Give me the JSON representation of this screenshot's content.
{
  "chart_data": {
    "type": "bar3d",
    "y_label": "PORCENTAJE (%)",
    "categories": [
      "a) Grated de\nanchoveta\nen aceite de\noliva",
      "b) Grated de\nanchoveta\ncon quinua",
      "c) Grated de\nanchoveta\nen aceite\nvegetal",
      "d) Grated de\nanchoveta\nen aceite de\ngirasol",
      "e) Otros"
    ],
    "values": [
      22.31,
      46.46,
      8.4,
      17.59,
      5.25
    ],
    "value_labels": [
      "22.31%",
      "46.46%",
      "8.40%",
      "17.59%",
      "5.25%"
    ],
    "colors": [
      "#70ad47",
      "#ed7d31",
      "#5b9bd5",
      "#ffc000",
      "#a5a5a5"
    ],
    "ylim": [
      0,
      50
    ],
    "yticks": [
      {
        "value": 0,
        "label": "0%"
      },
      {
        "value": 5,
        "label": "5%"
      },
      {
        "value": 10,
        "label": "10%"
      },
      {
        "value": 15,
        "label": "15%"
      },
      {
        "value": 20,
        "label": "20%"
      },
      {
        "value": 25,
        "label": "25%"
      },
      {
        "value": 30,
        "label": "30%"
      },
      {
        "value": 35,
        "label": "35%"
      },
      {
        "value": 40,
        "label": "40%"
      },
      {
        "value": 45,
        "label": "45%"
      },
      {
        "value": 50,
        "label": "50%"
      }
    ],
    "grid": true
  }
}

----------

▶ [OBJECTIVE]:
Retype the entries exactly, including every line.

▶ [OUTPUT OF THE TASK]:
Give me the JSON representation of this screenshot's content.
{
  "chart_data": {
    "type": "bar3d",
    "y_label": "PORCENTAJE (%)",
    "categories": [
      "a) Grated de\nanchoveta\nen aceite de\noliva",
      "b) Grated de\nanchoveta\ncon quinua",
      "c) Grated de\nanchoveta\nen aceite\nvegetal",
      "d) Grated de\nanchoveta\nen aceite de\ngirasol",
      "e) Otros"
    ],
    "values": [
      22.31,
      46.46,
      8.4,
      17.59,
      5.25
    ],
    "value_labels": [
      "22.31%",
      "46.46%",
      "8.40%",
      "17.59%",
      "5.25%"
    ],
    "colors": [
      "#70ad47",
      "#ed7d31",
      "#5b9bd5",
      "#ffc000",
      "#a5a5a5"
    ],
    "ylim": [
      0,
      50
    ],
    "yticks": [
      {
        "value": 0,
        "label": "0%"
      },
      {
        "value": 5,
        "label": "5%"
      },
      {
        "value": 10,
        "label": "10%"
      },
      {
        "value": 15,
        "label": "15%"
      },
      {
        "value": 20,
        "label": "20%"
      },
      {
        "value": 25,
        "label": "25%"
      },
      {
        "value": 30,
        "label": "30%"
      },
      {
        "value": 35,
        "label": "35%"
      },
      {
        "value": 40,
        "label": "40%"
      },
      {
        "value": 45,
        "label": "45%"
      },
      {
        "value": 50,
        "label": "50%"
      }
    ],
    "grid": true
  }
}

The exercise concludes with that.